[start]

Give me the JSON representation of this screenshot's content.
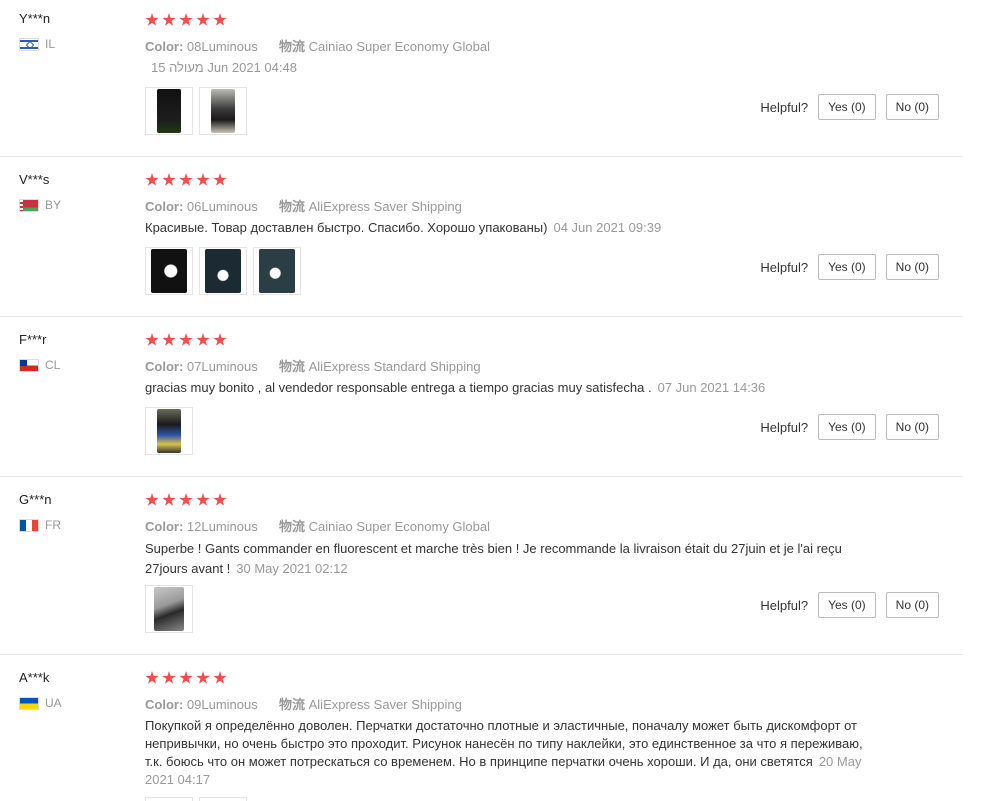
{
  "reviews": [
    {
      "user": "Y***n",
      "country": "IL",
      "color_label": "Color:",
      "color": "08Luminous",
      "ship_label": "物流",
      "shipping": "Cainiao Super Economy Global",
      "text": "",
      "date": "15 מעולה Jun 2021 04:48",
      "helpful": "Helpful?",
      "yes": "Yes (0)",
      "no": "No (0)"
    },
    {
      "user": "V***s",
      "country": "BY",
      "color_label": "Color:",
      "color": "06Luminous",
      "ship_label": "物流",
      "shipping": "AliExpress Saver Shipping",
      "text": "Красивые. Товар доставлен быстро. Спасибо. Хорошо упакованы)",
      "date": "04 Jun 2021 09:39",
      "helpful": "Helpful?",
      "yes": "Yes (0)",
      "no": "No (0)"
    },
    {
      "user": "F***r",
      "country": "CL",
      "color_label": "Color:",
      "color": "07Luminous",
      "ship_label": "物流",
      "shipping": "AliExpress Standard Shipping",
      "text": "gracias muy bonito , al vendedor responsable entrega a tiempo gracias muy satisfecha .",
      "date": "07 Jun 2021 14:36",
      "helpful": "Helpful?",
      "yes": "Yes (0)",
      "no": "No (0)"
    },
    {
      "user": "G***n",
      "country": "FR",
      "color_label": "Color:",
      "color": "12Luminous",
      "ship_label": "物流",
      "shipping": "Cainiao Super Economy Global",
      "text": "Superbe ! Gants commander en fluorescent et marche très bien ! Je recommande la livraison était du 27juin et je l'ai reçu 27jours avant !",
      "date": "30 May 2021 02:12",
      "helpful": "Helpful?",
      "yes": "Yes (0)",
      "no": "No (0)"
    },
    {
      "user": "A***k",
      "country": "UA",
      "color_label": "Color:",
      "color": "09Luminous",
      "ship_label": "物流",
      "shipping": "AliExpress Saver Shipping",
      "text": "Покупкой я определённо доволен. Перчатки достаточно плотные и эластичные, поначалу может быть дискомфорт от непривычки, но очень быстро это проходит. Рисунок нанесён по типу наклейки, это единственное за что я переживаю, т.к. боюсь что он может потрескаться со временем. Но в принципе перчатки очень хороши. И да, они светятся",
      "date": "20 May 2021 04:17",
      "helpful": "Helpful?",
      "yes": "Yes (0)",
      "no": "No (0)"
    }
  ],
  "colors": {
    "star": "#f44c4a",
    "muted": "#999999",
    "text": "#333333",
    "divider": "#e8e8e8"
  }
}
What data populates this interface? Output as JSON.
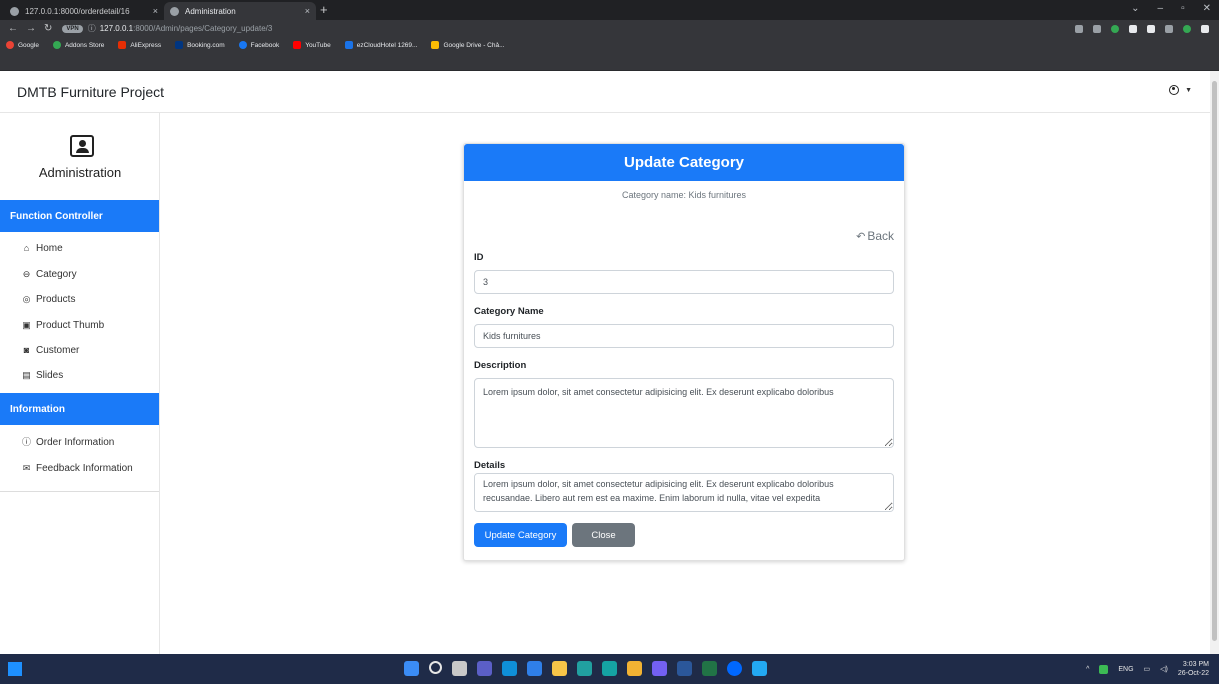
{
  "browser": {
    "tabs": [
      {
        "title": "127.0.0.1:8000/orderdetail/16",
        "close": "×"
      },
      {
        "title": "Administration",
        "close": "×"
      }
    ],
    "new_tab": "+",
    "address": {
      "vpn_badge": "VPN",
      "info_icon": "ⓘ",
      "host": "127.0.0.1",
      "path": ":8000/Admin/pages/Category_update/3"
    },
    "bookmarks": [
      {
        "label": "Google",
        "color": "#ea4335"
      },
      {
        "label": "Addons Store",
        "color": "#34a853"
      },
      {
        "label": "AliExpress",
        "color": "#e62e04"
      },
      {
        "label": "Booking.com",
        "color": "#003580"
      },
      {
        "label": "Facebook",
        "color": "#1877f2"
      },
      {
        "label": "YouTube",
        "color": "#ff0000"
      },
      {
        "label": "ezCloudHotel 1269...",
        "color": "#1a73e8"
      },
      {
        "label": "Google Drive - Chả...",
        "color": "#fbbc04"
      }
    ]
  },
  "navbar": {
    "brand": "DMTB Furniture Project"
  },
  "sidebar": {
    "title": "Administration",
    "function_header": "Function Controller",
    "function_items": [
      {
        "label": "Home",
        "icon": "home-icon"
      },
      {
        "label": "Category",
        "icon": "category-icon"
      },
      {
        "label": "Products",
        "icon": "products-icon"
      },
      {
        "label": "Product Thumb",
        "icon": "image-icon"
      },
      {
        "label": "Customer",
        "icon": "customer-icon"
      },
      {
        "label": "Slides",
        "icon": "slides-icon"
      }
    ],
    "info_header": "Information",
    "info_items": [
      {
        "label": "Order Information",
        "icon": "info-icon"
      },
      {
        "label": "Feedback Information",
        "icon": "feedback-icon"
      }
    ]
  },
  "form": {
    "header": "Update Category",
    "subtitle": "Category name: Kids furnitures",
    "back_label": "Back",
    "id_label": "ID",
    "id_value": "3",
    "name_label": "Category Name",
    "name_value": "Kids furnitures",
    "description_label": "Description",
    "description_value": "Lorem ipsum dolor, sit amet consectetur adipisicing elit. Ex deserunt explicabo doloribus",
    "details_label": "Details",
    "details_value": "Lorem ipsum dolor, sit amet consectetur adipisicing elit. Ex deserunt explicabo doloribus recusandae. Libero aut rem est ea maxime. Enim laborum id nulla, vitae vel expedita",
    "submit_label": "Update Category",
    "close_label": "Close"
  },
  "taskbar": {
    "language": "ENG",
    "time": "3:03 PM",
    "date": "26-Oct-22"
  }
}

[end]

### Exercise details
Write every record out again exactly; no pictures belong in the copy.

### Task answer
Give me the JSON representation of this screenshot's content.
{
  "reviews": [
    {
      "user": "Y***n",
      "country": "IL",
      "color_label": "Color:",
      "color": "08Luminous",
      "ship_label": "物流",
      "shipping": "Cainiao Super Economy Global",
      "text": "",
      "date": "15 מעולה Jun 2021 04:48",
      "helpful": "Helpful?",
      "yes": "Yes (0)",
      "no": "No (0)"
    },
    {
      "user": "V***s",
      "country": "BY",
      "color_label": "Color:",
      "color": "06Luminous",
      "ship_label": "物流",
      "shipping": "AliExpress Saver Shipping",
      "text": "Красивые. Товар доставлен быстро. Спасибо. Хорошо упакованы)",
      "date": "04 Jun 2021 09:39",
      "helpful": "Helpful?",
      "yes": "Yes (0)",
      "no": "No (0)"
    },
    {
      "user": "F***r",
      "country": "CL",
      "color_label": "Color:",
      "color": "07Luminous",
      "ship_label": "物流",
      "shipping": "AliExpress Standard Shipping",
      "text": "gracias muy bonito , al vendedor responsable entrega a tiempo gracias muy satisfecha .",
      "date": "07 Jun 2021 14:36",
      "helpful": "Helpful?",
      "yes": "Yes (0)",
      "no": "No (0)"
    },
    {
      "user": "G***n",
      "country": "FR",
      "color_label": "Color:",
      "color": "12Luminous",
      "ship_label": "物流",
      "shipping": "Cainiao Super Economy Global",
      "text": "Superbe ! Gants commander en fluorescent et marche très bien ! Je recommande la livraison était du 27juin et je l'ai reçu 27jours avant !",
      "date": "30 May 2021 02:12",
      "helpful": "Helpful?",
      "yes": "Yes (0)",
      "no": "No (0)"
    },
    {
      "user": "A***k",
      "country": "UA",
      "color_label": "Color:",
      "color": "09Luminous",
      "ship_label": "物流",
      "shipping": "AliExpress Saver Shipping",
      "text": "Покупкой я определённо доволен. Перчатки достаточно плотные и эластичные, поначалу может быть дискомфорт от непривычки, но очень быстро это проходит. Рисунок нанесён по типу наклейки, это единственное за что я переживаю, т.к. боюсь что он может потрескаться со временем. Но в принципе перчатки очень хороши. И да, они светятся",
      "date": "20 May 2021 04:17",
      "helpful": "Helpful?",
      "yes": "Yes (0)",
      "no": "No (0)"
    }
  ],
  "colors": {
    "star": "#f44c4a",
    "muted": "#999999",
    "text": "#333333",
    "divider": "#e8e8e8"
  }
}
What data populates this interface? Output as JSON.
{
  "browser": {
    "tabs": [
      {
        "title": "127.0.0.1:8000/orderdetail/16",
        "close": "×"
      },
      {
        "title": "Administration",
        "close": "×"
      }
    ],
    "new_tab": "+",
    "address": {
      "vpn_badge": "VPN",
      "info_icon": "ⓘ",
      "host": "127.0.0.1",
      "path": ":8000/Admin/pages/Category_update/3"
    },
    "bookmarks": [
      {
        "label": "Google",
        "color": "#ea4335"
      },
      {
        "label": "Addons Store",
        "color": "#34a853"
      },
      {
        "label": "AliExpress",
        "color": "#e62e04"
      },
      {
        "label": "Booking.com",
        "color": "#003580"
      },
      {
        "label": "Facebook",
        "color": "#1877f2"
      },
      {
        "label": "YouTube",
        "color": "#ff0000"
      },
      {
        "label": "ezCloudHotel 1269...",
        "color": "#1a73e8"
      },
      {
        "label": "Google Drive - Chả...",
        "color": "#fbbc04"
      }
    ]
  },
  "navbar": {
    "brand": "DMTB Furniture Project"
  },
  "sidebar": {
    "title": "Administration",
    "function_header": "Function Controller",
    "function_items": [
      {
        "label": "Home",
        "icon": "home-icon"
      },
      {
        "label": "Category",
        "icon": "category-icon"
      },
      {
        "label": "Products",
        "icon": "products-icon"
      },
      {
        "label": "Product Thumb",
        "icon": "image-icon"
      },
      {
        "label": "Customer",
        "icon": "customer-icon"
      },
      {
        "label": "Slides",
        "icon": "slides-icon"
      }
    ],
    "info_header": "Information",
    "info_items": [
      {
        "label": "Order Information",
        "icon": "info-icon"
      },
      {
        "label": "Feedback Information",
        "icon": "feedback-icon"
      }
    ]
  },
  "form": {
    "header": "Update Category",
    "subtitle": "Category name: Kids furnitures",
    "back_label": "Back",
    "id_label": "ID",
    "id_value": "3",
    "name_label": "Category Name",
    "name_value": "Kids furnitures",
    "description_label": "Description",
    "description_value": "Lorem ipsum dolor, sit amet consectetur adipisicing elit. Ex deserunt explicabo doloribus",
    "details_label": "Details",
    "details_value": "Lorem ipsum dolor, sit amet consectetur adipisicing elit. Ex deserunt explicabo doloribus recusandae. Libero aut rem est ea maxime. Enim laborum id nulla, vitae vel expedita",
    "submit_label": "Update Category",
    "close_label": "Close"
  },
  "taskbar": {
    "language": "ENG",
    "time": "3:03 PM",
    "date": "26-Oct-22"
  }
}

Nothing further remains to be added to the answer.